Stored records
====
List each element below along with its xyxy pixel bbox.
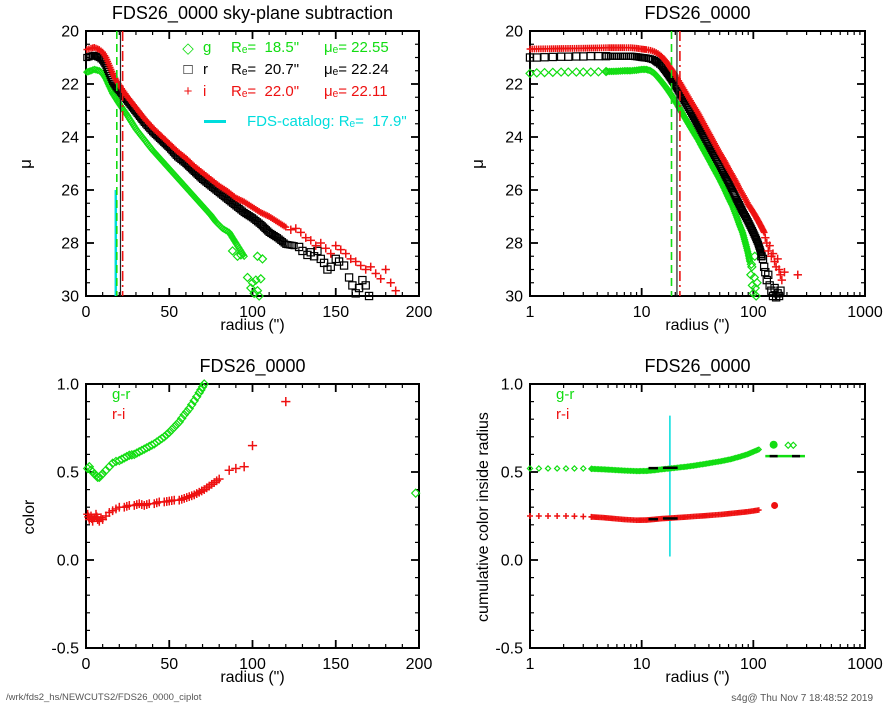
svg-text:1: 1 [526,656,535,673]
svg-text:22: 22 [505,77,523,94]
legend-band-i: i [203,83,207,100]
legend-re-g: Rₑ= 18.5" [231,39,300,56]
legend-band-r: r [203,61,208,78]
footer-path-text: /wrk/fds2_hs/NEWCUTS2/FDS26_0000_ciplot [6,692,202,703]
svg-text:20: 20 [505,24,523,41]
svg-text:50: 50 [160,304,178,321]
legend-catalog-line-icon [204,120,226,123]
svg-text:24: 24 [505,130,523,147]
svg-text:20: 20 [61,24,79,41]
panel1-xaxis-label: radius (") [220,317,285,334]
svg-text:0.5: 0.5 [501,465,523,482]
svg-text:22: 22 [61,77,79,94]
svg-text:10: 10 [633,656,651,673]
footer-timestamp-text: s4g@ Thu Nov 7 18:48:52 2019 [731,693,873,704]
svg-text:1.0: 1.0 [501,377,523,394]
svg-text:100: 100 [239,304,266,321]
legend-ri-label: r-i [112,406,126,423]
panel4-yaxis-label: cumulative color inside radius [475,412,492,622]
legend-re-i: Rₑ= 22.0" [231,83,300,100]
svg-text:100: 100 [740,656,767,673]
svg-text:26: 26 [61,183,79,200]
svg-text:200: 200 [406,304,433,321]
svg-text:1: 1 [526,304,535,321]
panel3-yaxis-label: color [21,499,38,535]
legend-catalog-label: FDS-catalog: Rₑ= 17.9" [247,113,407,130]
panel1-title: FDS26_0000 sky-plane subtraction [111,3,394,23]
svg-text:0.0: 0.0 [57,553,79,570]
svg-text:26: 26 [505,183,523,200]
panel1-yaxis-label: μ [16,159,35,169]
svg-text:1000: 1000 [847,304,883,321]
svg-text:100: 100 [740,304,767,321]
svg-text:0.5: 0.5 [57,465,79,482]
legend-mue-g: μₑ= 22.55 [324,39,389,56]
svg-text:-0.5: -0.5 [51,641,79,658]
svg-text:50: 50 [160,656,178,673]
legend-ri-label: r-i [556,406,570,423]
panel2-xaxis-label: radius (") [665,317,730,334]
panel3-xaxis-label: radius (") [220,669,285,686]
panel2-title: FDS26_0000 [644,3,751,23]
svg-text:0: 0 [82,304,91,321]
svg-text:30: 30 [61,289,79,306]
panel4-title: FDS26_0000 [644,356,751,376]
legend-symbol-i: + [183,83,193,100]
svg-text:10: 10 [633,304,651,321]
panel2-yaxis-label: μ [468,159,487,169]
svg-text:30: 30 [505,289,523,306]
legend-re-r: Rₑ= 20.7" [231,61,300,78]
legend-band-g: g [203,39,212,56]
svg-text:28: 28 [505,236,523,253]
legend-gr-label: g-r [556,386,575,403]
svg-text:1.0: 1.0 [57,377,79,394]
svg-text:100: 100 [239,656,266,673]
panel4-xaxis-label: radius (") [665,669,730,686]
svg-text:-0.5: -0.5 [495,641,523,658]
legend-mue-r: μₑ= 22.24 [324,61,389,78]
legend-symbol-r: □ [183,61,193,78]
svg-text:0.0: 0.0 [501,553,523,570]
svg-text:150: 150 [322,656,349,673]
legend-mue-i: μₑ= 22.11 [324,83,388,100]
svg-text:200: 200 [406,656,433,673]
svg-text:24: 24 [61,130,79,147]
panel3-title: FDS26_0000 [199,356,306,376]
svg-text:150: 150 [322,304,349,321]
svg-text:0: 0 [82,656,91,673]
legend-gr-label: g-r [112,386,131,403]
svg-text:28: 28 [61,236,79,253]
legend-symbol-g: ◇ [182,40,194,57]
svg-text:1000: 1000 [847,656,883,673]
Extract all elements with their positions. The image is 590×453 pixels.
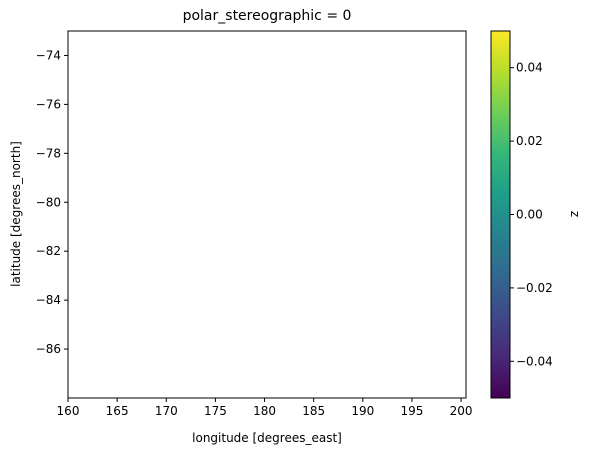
y-tick-label: −78 <box>36 146 61 160</box>
x-tick-label: 170 <box>155 404 178 418</box>
x-axis-label: longitude [degrees_east] <box>192 431 342 445</box>
x-tick-label: 185 <box>302 404 325 418</box>
colorbar-tick-label: −0.02 <box>516 281 553 295</box>
y-tick-label: −76 <box>36 97 61 111</box>
y-tick-label: −86 <box>36 342 61 356</box>
colorbar-tick-label: 0.02 <box>516 134 543 148</box>
x-tick-label: 165 <box>106 404 129 418</box>
chart-title: polar_stereographic = 0 <box>183 8 352 24</box>
colorbar-ticks: 0.04 0.02 0.00 −0.02 −0.04 <box>510 61 553 368</box>
x-axis-ticks: 160 165 170 175 180 185 190 195 200 <box>57 398 473 418</box>
colorbar-label: z <box>568 211 582 217</box>
y-axis-label: latitude [degrees_north] <box>9 141 23 287</box>
x-tick-label: 175 <box>204 404 227 418</box>
y-tick-label: −80 <box>36 195 61 209</box>
x-tick-label: 200 <box>450 404 473 418</box>
y-tick-label: −82 <box>36 244 61 258</box>
colorbar <box>490 30 511 399</box>
colorbar-tick-label: 0.04 <box>516 61 543 75</box>
y-axis-ticks: −74 −76 −78 −80 −82 −84 −86 <box>36 48 68 356</box>
x-tick-label: 190 <box>351 404 374 418</box>
x-tick-label: 180 <box>253 404 276 418</box>
colorbar-tick-label: 0.00 <box>516 208 543 222</box>
plot-area <box>67 30 467 399</box>
colorbar-tick-label: −0.04 <box>516 354 553 368</box>
x-tick-label: 160 <box>57 404 80 418</box>
y-tick-label: −74 <box>36 48 61 62</box>
y-tick-label: −84 <box>36 293 61 307</box>
x-tick-label: 195 <box>400 404 423 418</box>
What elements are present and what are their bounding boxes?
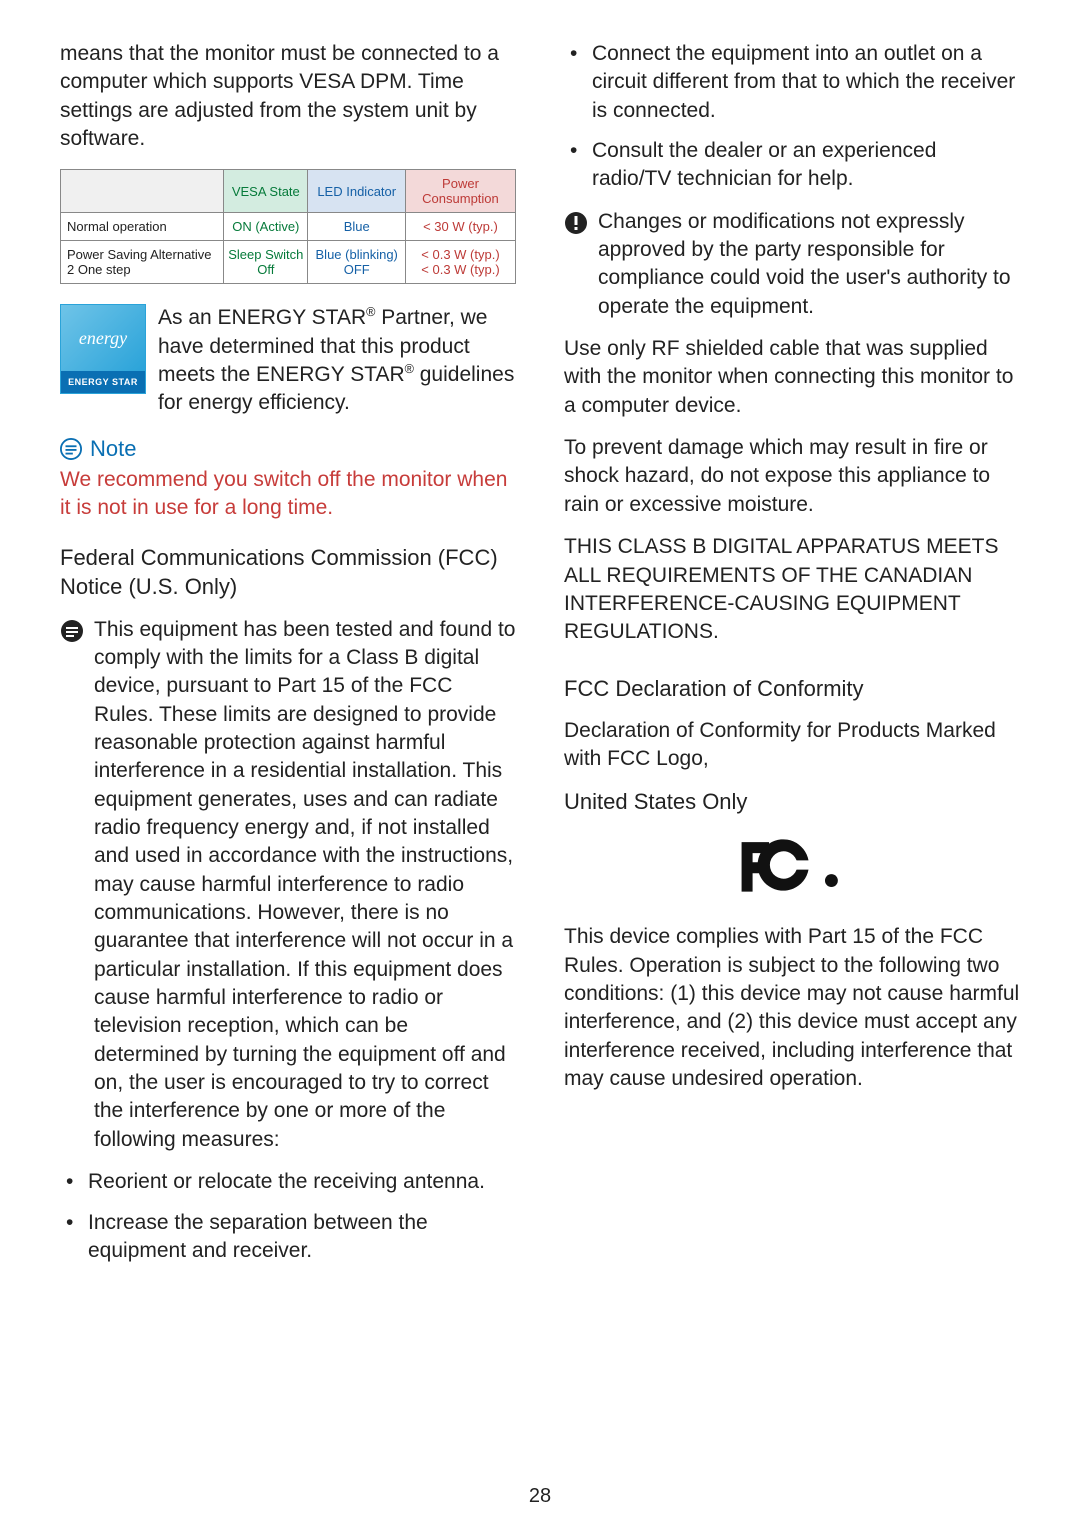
- row1-led: Blue: [308, 213, 405, 241]
- power-table: VESA State LED Indicator Power Consumpti…: [60, 169, 516, 284]
- warning-text: Changes or modifications not expressly a…: [598, 208, 1020, 321]
- fcc-logo-icon: [564, 830, 1020, 905]
- list-item: Reorient or relocate the receiving anten…: [88, 1168, 516, 1196]
- note-heading: Note: [60, 436, 516, 462]
- intro-text: means that the monitor must be connected…: [60, 40, 516, 153]
- row2-power: < 0.3 W (typ.) < 0.3 W (typ.): [405, 241, 515, 284]
- th-vesa: VESA State: [224, 170, 308, 213]
- row2-led: Blue (blinking) OFF: [308, 241, 405, 284]
- note-icon: [60, 438, 82, 460]
- row2-power1: < 0.3 W (typ.): [410, 247, 511, 262]
- fcc-decl-body: Declaration of Conformity for Products M…: [564, 717, 1020, 774]
- row2-power2: < 0.3 W (typ.): [410, 262, 511, 277]
- list-item: Consult the dealer or an experienced rad…: [592, 137, 1020, 194]
- table-corner: [61, 170, 224, 213]
- row2-label: Power Saving Alternative 2 One step: [61, 241, 224, 284]
- table-row: Normal operation ON (Active) Blue < 30 W…: [61, 213, 516, 241]
- table-row: Power Saving Alternative 2 One step Slee…: [61, 241, 516, 284]
- note-body: We recommend you switch off the monitor …: [60, 466, 516, 523]
- list-item: Connect the equipment into an outlet on …: [592, 40, 1020, 125]
- fcc-notice-body: This equipment has been tested and found…: [94, 616, 516, 1155]
- damage-text: To prevent damage which may result in fi…: [564, 434, 1020, 519]
- row2-vesa: Sleep Switch Off: [224, 241, 308, 284]
- energy-star-badge-icon: energy ENERGY STAR: [60, 304, 146, 394]
- note-icon: [60, 619, 84, 643]
- us-only: United States Only: [564, 788, 1020, 817]
- rf-text: Use only RF shielded cable that was supp…: [564, 335, 1020, 420]
- page-number: 28: [0, 1485, 1080, 1508]
- part15-text: This device complies with Part 15 of the…: [564, 923, 1020, 1093]
- es-l1: As an ENERGY STAR: [158, 306, 366, 329]
- th-power: Power Consumption: [405, 170, 515, 213]
- warning-icon: [564, 211, 588, 235]
- energy-star-text: As an ENERGY STAR® Partner, we have dete…: [158, 304, 516, 417]
- classb-text: THIS CLASS B DIGITAL APPARATUS MEETS ALL…: [564, 533, 1020, 646]
- badge-label: ENERGY STAR: [61, 371, 145, 393]
- row1-power: < 30 W (typ.): [405, 213, 515, 241]
- list-item: Increase the separation between the equi…: [88, 1209, 516, 1266]
- fcc-decl-title: FCC Declaration of Conformity: [564, 675, 1020, 704]
- reg-icon: ®: [366, 305, 375, 319]
- fcc-notice-title: Federal Communications Commission (FCC) …: [60, 544, 516, 601]
- row1-label: Normal operation: [61, 213, 224, 241]
- reg-icon: ®: [405, 362, 414, 376]
- row1-vesa: ON (Active): [224, 213, 308, 241]
- note-title: Note: [90, 436, 136, 462]
- th-led: LED Indicator: [308, 170, 405, 213]
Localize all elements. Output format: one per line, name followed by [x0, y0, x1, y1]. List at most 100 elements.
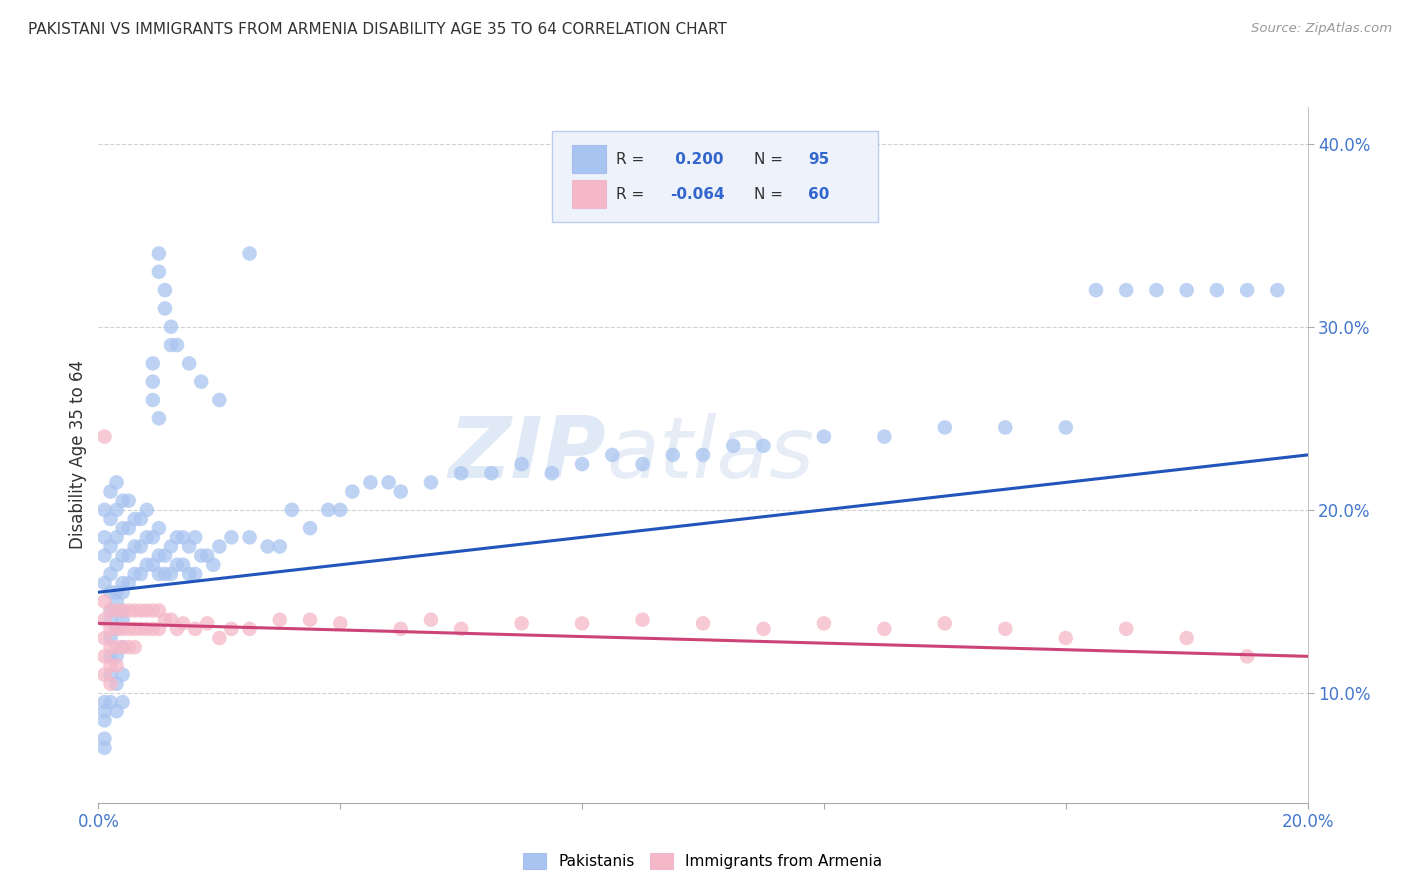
Point [124, 512, 146, 526]
Point [100, 603, 122, 617]
Point [105, 594, 128, 608]
Text: atlas: atlas [606, 413, 814, 497]
Point [377, 475, 399, 490]
Point [450, 467, 472, 481]
Point [329, 616, 352, 631]
Point [692, 448, 714, 462]
Point [118, 622, 141, 636]
Point [571, 457, 593, 471]
Point [111, 521, 134, 535]
Point [118, 521, 141, 535]
Point [571, 616, 593, 631]
Point [752, 622, 775, 636]
Point [124, 566, 146, 581]
Point [148, 603, 170, 617]
Point [202, 558, 225, 572]
Point [172, 530, 194, 544]
Point [93, 503, 115, 517]
Point [129, 512, 152, 526]
Text: 0.200: 0.200 [671, 152, 724, 167]
Point [160, 319, 183, 334]
Point [100, 540, 122, 554]
Point [692, 616, 714, 631]
Text: -0.064: -0.064 [671, 186, 725, 202]
Point [105, 658, 128, 673]
Point [135, 558, 157, 572]
Point [105, 677, 128, 691]
Point [994, 420, 1017, 434]
Point [93, 667, 115, 681]
Point [299, 521, 322, 535]
Point [148, 411, 170, 425]
Point [221, 622, 243, 636]
Point [100, 566, 122, 581]
Point [184, 566, 207, 581]
Point [93, 576, 115, 591]
Point [256, 540, 278, 554]
Point [100, 484, 122, 499]
Point [148, 549, 170, 563]
Point [105, 503, 128, 517]
Point [239, 530, 262, 544]
Point [105, 704, 128, 718]
Point [111, 667, 134, 681]
Point [111, 549, 134, 563]
Point [153, 301, 176, 316]
Point [148, 246, 170, 260]
Point [184, 622, 207, 636]
Point [142, 356, 165, 370]
Point [481, 467, 503, 481]
Point [100, 649, 122, 664]
Point [93, 695, 115, 709]
Point [93, 594, 115, 608]
Point [166, 558, 188, 572]
Point [994, 622, 1017, 636]
Point [269, 613, 291, 627]
Point [93, 613, 115, 627]
Point [118, 576, 141, 591]
Point [93, 731, 115, 746]
Point [129, 603, 152, 617]
Point [148, 265, 170, 279]
Point [124, 640, 146, 655]
Point [105, 475, 128, 490]
Point [100, 512, 122, 526]
Point [148, 622, 170, 636]
Point [135, 503, 157, 517]
Point [1206, 283, 1229, 297]
Point [105, 603, 128, 617]
Point [160, 540, 183, 554]
Point [148, 521, 170, 535]
Point [142, 530, 165, 544]
Point [111, 695, 134, 709]
Point [510, 457, 533, 471]
Point [1236, 649, 1258, 664]
Point [177, 566, 201, 581]
Point [93, 530, 115, 544]
Point [450, 622, 472, 636]
Point [316, 503, 339, 517]
Point [111, 640, 134, 655]
Point [239, 246, 262, 260]
Point [129, 540, 152, 554]
Point [752, 439, 775, 453]
Point [111, 603, 134, 617]
Point [153, 566, 176, 581]
Point [631, 457, 654, 471]
Point [208, 631, 231, 645]
Point [118, 493, 141, 508]
Point [208, 540, 231, 554]
Point [111, 576, 134, 591]
Point [111, 585, 134, 599]
Point [1054, 420, 1077, 434]
Point [124, 622, 146, 636]
Point [208, 392, 231, 407]
Point [135, 530, 157, 544]
Point [129, 566, 152, 581]
Point [389, 622, 412, 636]
Text: N =: N = [754, 152, 787, 167]
Point [93, 549, 115, 563]
Point [100, 640, 122, 655]
Point [1144, 283, 1167, 297]
Point [93, 714, 115, 728]
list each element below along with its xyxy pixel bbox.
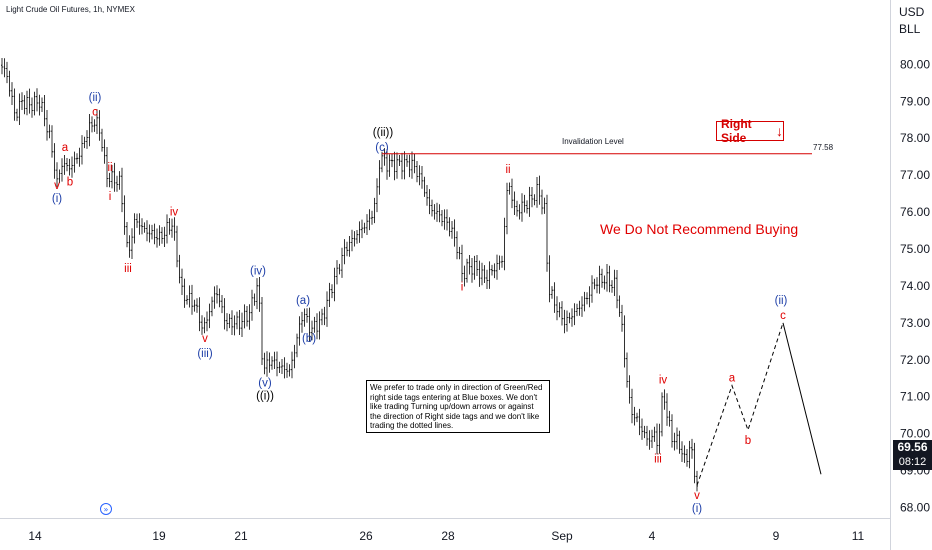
ohlc-series [1, 58, 698, 492]
time-axis[interactable]: 14 19 21 26 28 Sep 4 9 11 [28, 529, 864, 543]
last-price-tag: 69.56 08:12 [893, 440, 932, 470]
projection-path [696, 322, 822, 486]
wave-label: b [67, 176, 73, 188]
bar-countdown: 08:12 [898, 456, 927, 468]
wave-label: (c) [375, 142, 389, 154]
invalidation-value: 77.58 [813, 143, 834, 152]
x-tick-label: 28 [441, 529, 455, 543]
projection-solid [782, 322, 822, 475]
y-tick-label: 74.00 [900, 279, 930, 293]
wave-label: i [109, 191, 112, 203]
y-tick-label: 68.00 [900, 501, 930, 515]
y-tick-label: 72.00 [900, 353, 930, 367]
invalidation-label: Invalidation Level [562, 137, 624, 146]
currency-unit: USD [899, 5, 925, 19]
wave-label: v [202, 333, 208, 345]
x-tick-label: Sep [551, 529, 573, 543]
last-price: 69.56 [897, 440, 928, 454]
x-tick-label: 19 [152, 529, 166, 543]
wave-labels: (i)vabc(ii)iiiiiiivv(iii)(iv)(v)((i))(a)… [52, 92, 788, 515]
wave-label: ((ii)) [373, 127, 394, 139]
wave-label: c [92, 107, 98, 119]
wave-label: v [694, 490, 700, 502]
arrow-down-icon: ↓ [776, 123, 783, 139]
y-tick-label: 71.00 [900, 390, 930, 404]
wave-label: v [54, 180, 60, 192]
wave-label: (i) [692, 503, 702, 515]
wave-label: (a) [296, 295, 310, 307]
wave-label: iv [170, 206, 179, 218]
x-tick-label: 4 [649, 529, 656, 543]
y-tick-label: 79.00 [900, 94, 930, 108]
y-tick-label: 70.00 [900, 427, 930, 441]
wave-label: (iii) [197, 348, 212, 360]
wave-label: iv [659, 374, 668, 386]
right-side-badge: Right Side ↓ [716, 117, 784, 145]
x-tick-label: 9 [773, 529, 780, 543]
ohlc-bars [1, 58, 698, 492]
goto-realtime-icon[interactable]: » [100, 503, 112, 515]
x-tick-label: 21 [234, 529, 248, 543]
headline-text: We Do Not Recommend Buying [600, 221, 799, 237]
wave-label: c [780, 310, 786, 322]
quantity-unit: BLL [899, 22, 921, 36]
y-tick-label: 80.00 [900, 57, 930, 71]
trading-note: We prefer to trade only in direction of … [366, 380, 550, 433]
wave-label: iii [124, 263, 132, 275]
wave-label: i [461, 282, 464, 294]
projection-dashed [696, 322, 784, 486]
wave-label: (ii) [89, 92, 102, 104]
wave-label: iii [654, 453, 662, 465]
wave-label: a [62, 142, 69, 154]
y-tick-label: 76.00 [900, 205, 930, 219]
wave-label: ((i)) [256, 390, 274, 402]
wave-label: ii [505, 164, 510, 176]
y-tick-label: 75.00 [900, 242, 930, 256]
y-tick-label: 73.00 [900, 316, 930, 330]
x-tick-label: 14 [28, 529, 42, 543]
wave-label: ii [107, 162, 112, 174]
right-side-label: Right Side [721, 117, 752, 145]
symbol-title: Light Crude Oil Futures, 1h, NYMEX [6, 5, 135, 14]
x-tick-label: 11 [852, 529, 865, 543]
wave-label: (ii) [775, 295, 788, 307]
chart-grid [0, 0, 891, 550]
wave-label: (v) [258, 378, 272, 390]
wave-label: b [745, 435, 751, 447]
wave-label: (b) [302, 333, 316, 345]
wave-label: a [729, 373, 736, 385]
wave-label: (i) [52, 193, 62, 205]
y-tick-label: 78.00 [900, 131, 930, 145]
wave-label: (iv) [250, 266, 266, 278]
y-tick-label: 77.00 [900, 168, 930, 182]
x-tick-label: 26 [359, 529, 373, 543]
====
- Exercise brief
Reproduce, without any change, the part of the entries that opens with the line containing "- row1-led: Blue: [308, 213, 405, 241]" and closes with the line containing "- rf-text: Use", including both of those lines.

- Response for this exercise
- row1-led: Blue: [308, 213, 405, 241]
- power-table: VESA State LED Indicator Power Consumpti…: [60, 169, 516, 284]
- warning-text: Changes or modifications not expressly a…: [598, 208, 1020, 321]
- fcc-logo-icon: [564, 830, 1020, 905]
- list-item: Reorient or relocate the receiving anten…: [88, 1168, 516, 1196]
- note-heading: Note: [60, 436, 516, 462]
- intro-text: means that the monitor must be connected…: [60, 40, 516, 153]
- row2-power: < 0.3 W (typ.) < 0.3 W (typ.): [405, 241, 515, 284]
- th-vesa: VESA State: [224, 170, 308, 213]
- row2-led: Blue (blinking) OFF: [308, 241, 405, 284]
- note-icon: [60, 438, 82, 460]
- row2-power1: < 0.3 W (typ.): [410, 247, 511, 262]
- fcc-decl-body: Declaration of Conformity for Products M…: [564, 717, 1020, 774]
- row2-power2: < 0.3 W (typ.): [410, 262, 511, 277]
- list-item: Consult the dealer or an experienced rad…: [592, 137, 1020, 194]
- table-corner: [61, 170, 224, 213]
- row2-label: Power Saving Alternative 2 One step: [61, 241, 224, 284]
- table-row: Normal operation ON (Active) Blue < 30 W…: [61, 213, 516, 241]
- table-row: Power Saving Alternative 2 One step Slee…: [61, 241, 516, 284]
- note-body: We recommend you switch off the monitor …: [60, 466, 516, 523]
- list-item: Connect the equipment into an outlet on …: [592, 40, 1020, 125]
- fcc-notice-body: This equipment has been tested and found…: [94, 616, 516, 1155]
- damage-text: To prevent damage which may result in fi…: [564, 434, 1020, 519]
- row2-vesa: Sleep Switch Off: [224, 241, 308, 284]
- energy-star-badge-icon: energy ENERGY STAR: [60, 304, 146, 394]
- note-icon: [60, 619, 84, 643]
- us-only: United States Only: [564, 788, 1020, 817]
- rf-text: Use only RF shielded cable that was supp…: [564, 335, 1020, 420]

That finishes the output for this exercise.